— start Extracted material —

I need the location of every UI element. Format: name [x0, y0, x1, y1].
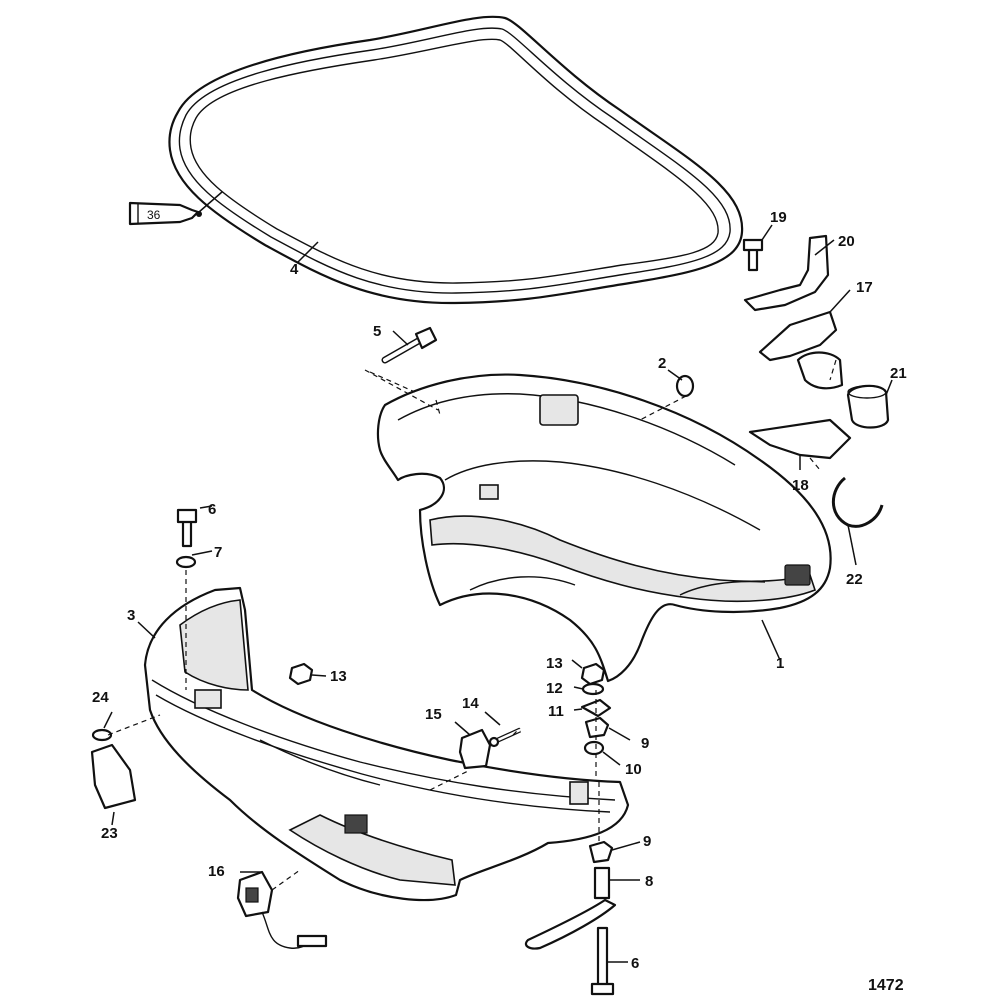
bolt-5	[381, 326, 438, 364]
callout-16: 16	[208, 863, 225, 880]
latch-bracket-17	[758, 310, 844, 390]
callout-8: 8	[645, 873, 653, 890]
retaining-ring-22	[831, 476, 884, 528]
callout-9-upper: 9	[641, 735, 649, 752]
sleeve-21	[846, 384, 890, 429]
callout-9-lower: 9	[643, 833, 651, 850]
bolt-6-lower	[590, 926, 615, 996]
bushing-9-lower	[588, 840, 614, 864]
bushing-9-upper	[584, 716, 610, 739]
callout-13-right: 13	[546, 655, 563, 672]
upper-cowl	[376, 373, 832, 683]
callout-15: 15	[425, 706, 442, 723]
callout-2: 2	[658, 355, 666, 372]
callout-10: 10	[625, 761, 642, 778]
callout-1: 1	[776, 655, 784, 672]
callout-4: 4	[290, 261, 299, 278]
washer-12	[581, 682, 605, 696]
callout-6-upper: 6	[208, 501, 216, 518]
callout-3: 3	[127, 607, 135, 624]
callout-17: 17	[856, 279, 873, 296]
clip-15	[458, 728, 492, 770]
callout-18: 18	[792, 477, 809, 494]
bolt-19	[742, 238, 764, 272]
leader-lines	[103, 224, 893, 963]
bracket-20	[743, 234, 830, 312]
callout-5: 5	[373, 323, 381, 340]
tube-label: 36	[147, 208, 161, 222]
callout-22: 22	[846, 571, 863, 588]
callout-20: 20	[838, 233, 855, 250]
washer-24	[91, 728, 113, 742]
figure-number: 1472	[868, 977, 904, 994]
washer-7	[175, 555, 197, 569]
switch-16	[236, 870, 328, 949]
callout-labels: 1 2 3 4 5 6 6 7 8 9 9 10 11 12 13 13 14 …	[92, 209, 907, 972]
lever-8	[524, 866, 617, 950]
latch-plate-18	[748, 418, 852, 460]
callout-12: 12	[546, 680, 563, 697]
callout-24: 24	[92, 689, 109, 706]
callout-7: 7	[214, 544, 222, 561]
callout-23: 23	[101, 825, 118, 842]
seal-ring	[168, 15, 744, 305]
callout-6-lower: 6	[631, 955, 639, 972]
callout-21: 21	[890, 365, 907, 382]
nut-13-left	[288, 662, 314, 686]
sealant-tube: 36	[128, 201, 202, 226]
callout-14: 14	[462, 695, 479, 712]
o-ring-10	[583, 740, 605, 756]
alignment-lines	[107, 359, 837, 891]
callout-19: 19	[770, 209, 787, 226]
callout-13-left: 13	[330, 668, 347, 685]
lower-cowl	[143, 586, 630, 902]
latch-handle-23	[90, 743, 137, 810]
nut-13-right	[580, 662, 606, 686]
bolt-6-upper	[176, 508, 198, 548]
callout-11: 11	[548, 703, 564, 720]
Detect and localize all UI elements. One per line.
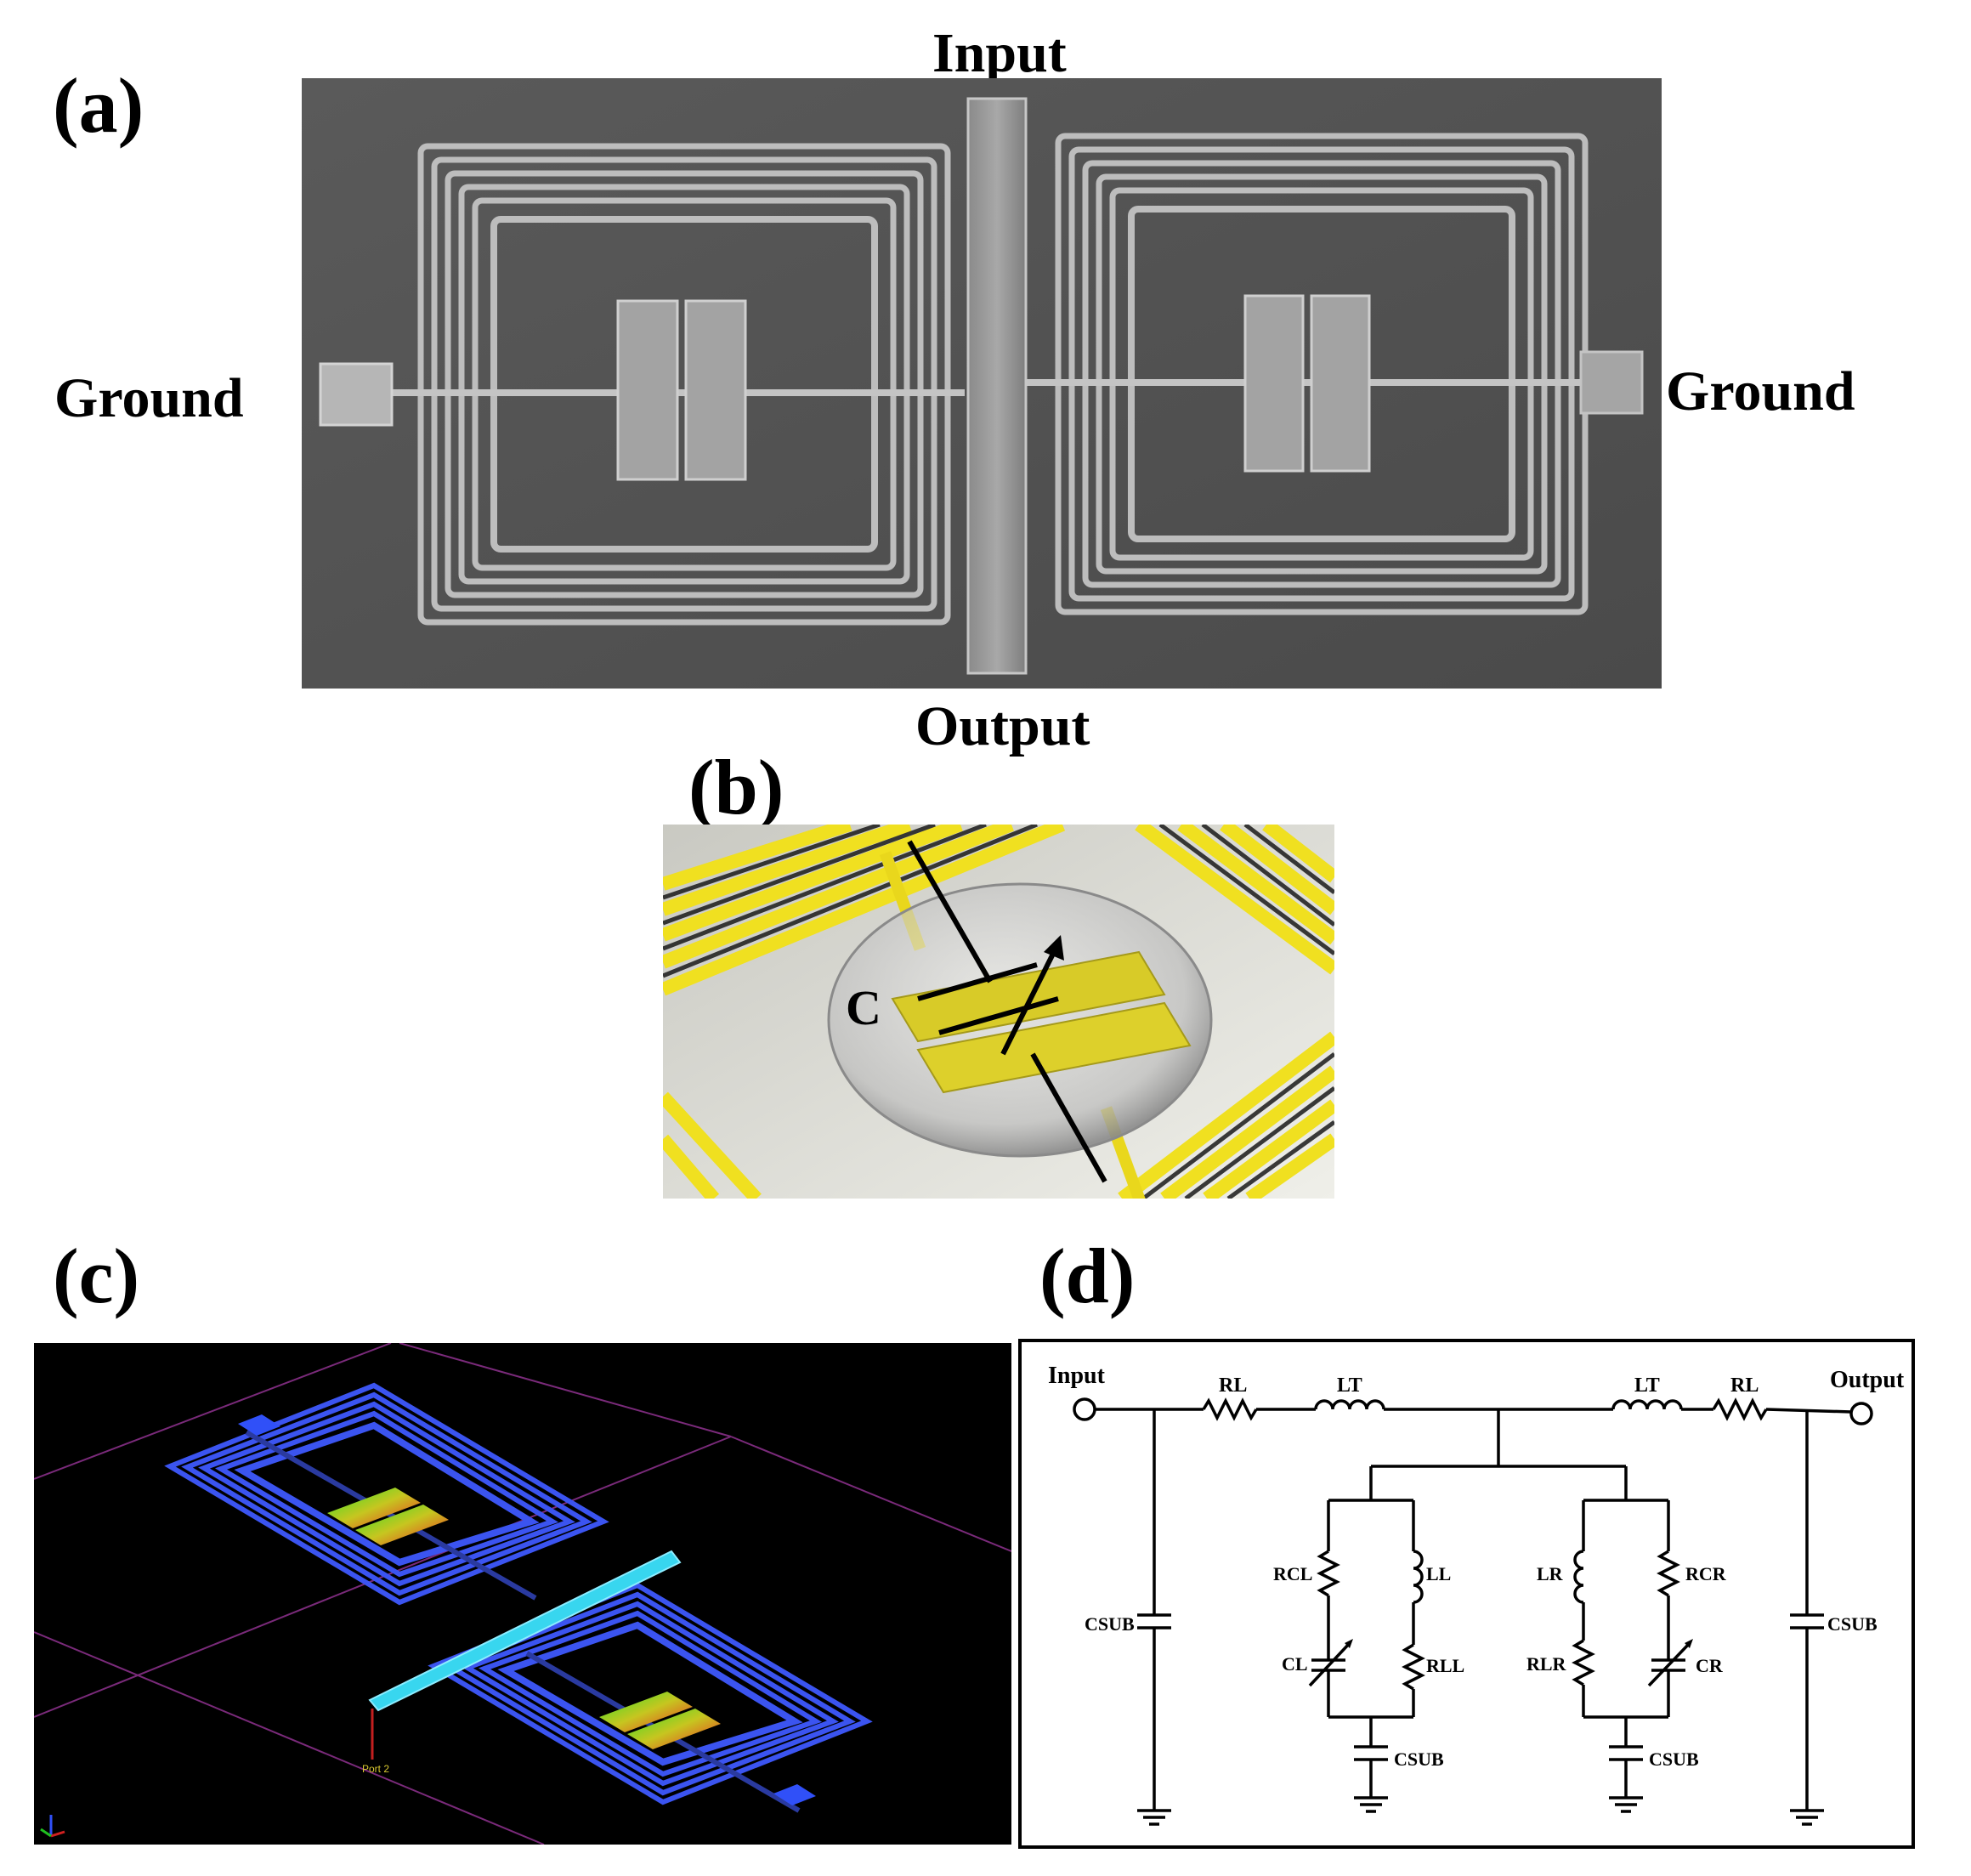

— end Extracted material —

» **What you will do**
Copy every line above without changing anything, but leave out the picture markers.

» **Reply**
I need the location of every UI element. Format: name [x0, y0, x1, y1].
bolt-5	[381, 326, 438, 364]
callout-16: 16	[208, 863, 225, 880]
latch-bracket-17	[758, 310, 844, 390]
callout-8: 8	[645, 873, 653, 890]
retaining-ring-22	[831, 476, 884, 528]
callout-9-upper: 9	[641, 735, 649, 752]
sleeve-21	[846, 384, 890, 429]
callout-9-lower: 9	[643, 833, 651, 850]
bolt-6-lower	[590, 926, 615, 996]
bushing-9-lower	[588, 840, 614, 864]
bushing-9-upper	[584, 716, 610, 739]
callout-13-right: 13	[546, 655, 563, 672]
upper-cowl	[376, 373, 832, 683]
callout-15: 15	[425, 706, 442, 723]
callout-2: 2	[658, 355, 666, 372]
callout-10: 10	[625, 761, 642, 778]
callout-1: 1	[776, 655, 784, 672]
callout-4: 4	[290, 261, 299, 278]
washer-12	[581, 682, 605, 696]
callout-6-upper: 6	[208, 501, 216, 518]
callout-3: 3	[127, 607, 135, 624]
callout-17: 17	[856, 279, 873, 296]
clip-15	[458, 728, 492, 770]
callout-18: 18	[792, 477, 809, 494]
bolt-19	[742, 238, 764, 272]
leader-lines	[103, 224, 893, 963]
bracket-20	[743, 234, 830, 312]
callout-5: 5	[373, 323, 381, 340]
tube-label: 36	[147, 208, 161, 222]
callout-22: 22	[846, 571, 863, 588]
callout-20: 20	[838, 233, 855, 250]
washer-24	[91, 728, 113, 742]
figure-number: 1472	[868, 977, 904, 994]
washer-7	[175, 555, 197, 569]
switch-16	[236, 870, 328, 949]
callout-labels: 1 2 3 4 5 6 6 7 8 9 9 10 11 12 13 13 14 …	[92, 209, 907, 972]
lever-8	[524, 866, 617, 950]
latch-plate-18	[748, 418, 852, 460]
callout-12: 12	[546, 680, 563, 697]
callout-24: 24	[92, 689, 109, 706]
callout-7: 7	[214, 544, 222, 561]
callout-23: 23	[101, 825, 118, 842]
seal-ring	[168, 15, 744, 305]
callout-6-lower: 6	[631, 955, 639, 972]
callout-21: 21	[890, 365, 907, 382]
nut-13-left	[288, 662, 314, 686]
sealant-tube: 36	[128, 201, 202, 226]
callout-14: 14	[462, 695, 479, 712]
o-ring-10	[583, 740, 605, 756]
alignment-lines	[107, 359, 837, 891]
callout-19: 19	[770, 209, 787, 226]
callout-13-left: 13	[330, 668, 347, 685]
lower-cowl	[143, 586, 630, 902]
latch-handle-23	[90, 743, 137, 810]
nut-13-right	[580, 662, 606, 686]
bolt-6-upper	[176, 508, 198, 548]
callout-11: 11	[548, 703, 564, 720]
Detect and localize all UI elements. One per line.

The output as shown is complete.